All entries are to be given again verbatim.

-- start of Available data --

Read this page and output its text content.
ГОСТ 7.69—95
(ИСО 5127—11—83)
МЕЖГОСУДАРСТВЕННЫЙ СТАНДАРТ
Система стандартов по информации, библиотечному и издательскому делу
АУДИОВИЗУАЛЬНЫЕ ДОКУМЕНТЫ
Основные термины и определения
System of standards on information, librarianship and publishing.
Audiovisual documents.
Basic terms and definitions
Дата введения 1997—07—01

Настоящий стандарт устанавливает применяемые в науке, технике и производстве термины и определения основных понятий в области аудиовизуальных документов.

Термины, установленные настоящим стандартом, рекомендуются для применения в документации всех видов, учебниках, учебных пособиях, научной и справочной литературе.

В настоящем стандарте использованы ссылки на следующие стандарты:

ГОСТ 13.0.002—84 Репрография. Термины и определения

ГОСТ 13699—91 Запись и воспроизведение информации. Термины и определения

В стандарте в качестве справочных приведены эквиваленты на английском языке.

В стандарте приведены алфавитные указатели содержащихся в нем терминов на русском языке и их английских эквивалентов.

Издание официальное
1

-- end of Available data --

▸ **Finished task**
Read this page and output its text content.
ГОСТ 7.69—95
(ИСО 5127—11—83)
МЕЖГОСУДАРСТВЕННЫЙ СТАНДАРТ
Система стандартов по информации, библиотечному и издательскому делу
АУДИОВИЗУАЛЬНЫЕ ДОКУМЕНТЫ
Основные термины и определения
System of standards on information, librarianship and publishing.
Audiovisual documents.
Basic terms and definitions
Дата введения 1997—07—01

Настоящий стандарт устанавливает применяемые в науке, технике и производстве термины и определения основных понятий в области аудиовизуальных документов.

Термины, установленные настоящим стандартом, рекомендуются для применения в документации всех видов, учебниках, учебных пособиях, научной и справочной литературе.

В настоящем стандарте использованы ссылки на следующие стандарты:

ГОСТ 13.0.002—84 Репрография. Термины и определения

ГОСТ 13699—91 Запись и воспроизведение информации. Термины и определения

В стандарте в качестве справочных приведены эквиваленты на английском языке.

В стандарте приведены алфавитные указатели содержащихся в нем терминов на русском языке и их английских эквивалентов.

Издание официальное
1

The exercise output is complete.